Task:
Repeat each record below exactly as given.

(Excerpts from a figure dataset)

--- Start ---

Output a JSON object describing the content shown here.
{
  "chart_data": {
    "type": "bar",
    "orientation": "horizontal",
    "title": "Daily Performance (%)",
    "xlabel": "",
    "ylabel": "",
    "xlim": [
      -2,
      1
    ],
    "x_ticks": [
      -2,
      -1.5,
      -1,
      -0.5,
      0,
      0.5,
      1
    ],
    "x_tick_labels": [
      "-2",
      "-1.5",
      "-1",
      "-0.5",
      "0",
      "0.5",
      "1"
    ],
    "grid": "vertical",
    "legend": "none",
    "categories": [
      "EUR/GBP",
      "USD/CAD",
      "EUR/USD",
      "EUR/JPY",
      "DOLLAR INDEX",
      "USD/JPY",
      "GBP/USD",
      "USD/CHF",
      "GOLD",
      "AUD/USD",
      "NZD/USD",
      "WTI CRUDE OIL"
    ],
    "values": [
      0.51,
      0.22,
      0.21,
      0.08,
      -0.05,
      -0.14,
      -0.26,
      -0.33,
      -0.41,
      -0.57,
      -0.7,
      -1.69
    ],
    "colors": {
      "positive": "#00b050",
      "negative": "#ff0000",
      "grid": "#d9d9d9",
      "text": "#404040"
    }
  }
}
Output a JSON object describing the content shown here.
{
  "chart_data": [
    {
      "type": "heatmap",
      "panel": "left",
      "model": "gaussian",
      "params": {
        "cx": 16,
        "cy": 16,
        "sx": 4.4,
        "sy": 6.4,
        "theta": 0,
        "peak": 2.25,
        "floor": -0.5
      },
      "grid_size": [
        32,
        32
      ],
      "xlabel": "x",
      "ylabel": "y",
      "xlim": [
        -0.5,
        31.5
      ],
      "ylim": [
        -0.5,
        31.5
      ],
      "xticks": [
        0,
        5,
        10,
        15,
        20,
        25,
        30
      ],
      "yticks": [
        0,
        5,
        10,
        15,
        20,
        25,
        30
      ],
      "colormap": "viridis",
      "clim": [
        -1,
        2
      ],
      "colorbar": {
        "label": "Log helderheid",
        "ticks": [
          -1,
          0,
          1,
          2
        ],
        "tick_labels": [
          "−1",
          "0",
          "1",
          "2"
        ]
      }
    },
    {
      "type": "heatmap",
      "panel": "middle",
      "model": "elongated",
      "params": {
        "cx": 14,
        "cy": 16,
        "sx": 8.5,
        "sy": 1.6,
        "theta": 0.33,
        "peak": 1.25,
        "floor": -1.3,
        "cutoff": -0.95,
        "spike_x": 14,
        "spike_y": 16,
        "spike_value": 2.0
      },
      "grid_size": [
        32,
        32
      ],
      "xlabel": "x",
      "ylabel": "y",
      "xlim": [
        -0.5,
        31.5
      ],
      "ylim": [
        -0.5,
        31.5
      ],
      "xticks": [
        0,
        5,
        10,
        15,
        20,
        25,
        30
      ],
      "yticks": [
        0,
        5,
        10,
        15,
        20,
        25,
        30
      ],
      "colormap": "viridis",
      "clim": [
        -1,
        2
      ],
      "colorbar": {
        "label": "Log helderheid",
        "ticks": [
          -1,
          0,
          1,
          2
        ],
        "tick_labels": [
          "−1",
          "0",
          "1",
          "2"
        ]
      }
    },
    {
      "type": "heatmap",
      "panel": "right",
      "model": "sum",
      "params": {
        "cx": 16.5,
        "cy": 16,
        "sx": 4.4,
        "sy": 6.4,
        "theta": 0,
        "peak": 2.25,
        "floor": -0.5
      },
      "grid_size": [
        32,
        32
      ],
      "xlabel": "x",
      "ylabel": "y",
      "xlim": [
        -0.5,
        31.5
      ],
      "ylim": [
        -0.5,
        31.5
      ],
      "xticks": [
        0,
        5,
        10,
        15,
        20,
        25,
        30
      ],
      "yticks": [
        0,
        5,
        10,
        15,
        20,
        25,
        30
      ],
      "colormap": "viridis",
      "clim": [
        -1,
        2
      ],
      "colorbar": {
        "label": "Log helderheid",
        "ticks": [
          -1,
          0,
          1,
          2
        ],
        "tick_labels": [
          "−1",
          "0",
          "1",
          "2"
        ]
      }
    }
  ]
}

--- End ---

Response to the task:
Output a JSON object describing the content shown here.
{
  "chart_data": {
    "type": "bar",
    "orientation": "horizontal",
    "title": "Daily Performance (%)",
    "xlabel": "",
    "ylabel": "",
    "xlim": [
      -2,
      1
    ],
    "x_ticks": [
      -2,
      -1.5,
      -1,
      -0.5,
      0,
      0.5,
      1
    ],
    "x_tick_labels": [
      "-2",
      "-1.5",
      "-1",
      "-0.5",
      "0",
      "0.5",
      "1"
    ],
    "grid": "vertical",
    "legend": "none",
    "categories": [
      "EUR/GBP",
      "USD/CAD",
      "EUR/USD",
      "EUR/JPY",
      "DOLLAR INDEX",
      "USD/JPY",
      "GBP/USD",
      "USD/CHF",
      "GOLD",
      "AUD/USD",
      "NZD/USD",
      "WTI CRUDE OIL"
    ],
    "values": [
      0.51,
      0.22,
      0.21,
      0.08,
      -0.05,
      -0.14,
      -0.26,
      -0.33,
      -0.41,
      -0.57,
      -0.7,
      -1.69
    ],
    "colors": {
      "positive": "#00b050",
      "negative": "#ff0000",
      "grid": "#d9d9d9",
      "text": "#404040"
    }
  }
}
Output a JSON object describing the content shown here.
{
  "chart_data": [
    {
      "type": "heatmap",
      "panel": "left",
      "model": "gaussian",
      "params": {
        "cx": 16,
        "cy": 16,
        "sx": 4.4,
        "sy": 6.4,
        "theta": 0,
        "peak": 2.25,
        "floor": -0.5
      },
      "grid_size": [
        32,
        32
      ],
      "xlabel": "x",
      "ylabel": "y",
      "xlim": [
        -0.5,
        31.5
      ],
      "ylim": [
        -0.5,
        31.5
      ],
      "xticks": [
        0,
        5,
        10,
        15,
        20,
        25,
        30
      ],
      "yticks": [
        0,
        5,
        10,
        15,
        20,
        25,
        30
      ],
      "colormap": "viridis",
      "clim": [
        -1,
        2
      ],
      "colorbar": {
        "label": "Log helderheid",
        "ticks": [
          -1,
          0,
          1,
          2
        ],
        "tick_labels": [
          "−1",
          "0",
          "1",
          "2"
        ]
      }
    },
    {
      "type": "heatmap",
      "panel": "middle",
      "model": "elongated",
      "params": {
        "cx": 14,
        "cy": 16,
        "sx": 8.5,
        "sy": 1.6,
        "theta": 0.33,
        "peak": 1.25,
        "floor": -1.3,
        "cutoff": -0.95,
        "spike_x": 14,
        "spike_y": 16,
        "spike_value": 2.0
      },
      "grid_size": [
        32,
        32
      ],
      "xlabel": "x",
      "ylabel": "y",
      "xlim": [
        -0.5,
        31.5
      ],
      "ylim": [
        -0.5,
        31.5
      ],
      "xticks": [
        0,
        5,
        10,
        15,
        20,
        25,
        30
      ],
      "yticks": [
        0,
        5,
        10,
        15,
        20,
        25,
        30
      ],
      "colormap": "viridis",
      "clim": [
        -1,
        2
      ],
      "colorbar": {
        "label": "Log helderheid",
        "ticks": [
          -1,
          0,
          1,
          2
        ],
        "tick_labels": [
          "−1",
          "0",
          "1",
          "2"
        ]
      }
    },
    {
      "type": "heatmap",
      "panel": "right",
      "model": "sum",
      "params": {
        "cx": 16.5,
        "cy": 16,
        "sx": 4.4,
        "sy": 6.4,
        "theta": 0,
        "peak": 2.25,
        "floor": -0.5
      },
      "grid_size": [
        32,
        32
      ],
      "xlabel": "x",
      "ylabel": "y",
      "xlim": [
        -0.5,
        31.5
      ],
      "ylim": [
        -0.5,
        31.5
      ],
      "xticks": [
        0,
        5,
        10,
        15,
        20,
        25,
        30
      ],
      "yticks": [
        0,
        5,
        10,
        15,
        20,
        25,
        30
      ],
      "colormap": "viridis",
      "clim": [
        -1,
        2
      ],
      "colorbar": {
        "label": "Log helderheid",
        "ticks": [
          -1,
          0,
          1,
          2
        ],
        "tick_labels": [
          "−1",
          "0",
          "1",
          "2"
        ]
      }
    }
  ]
}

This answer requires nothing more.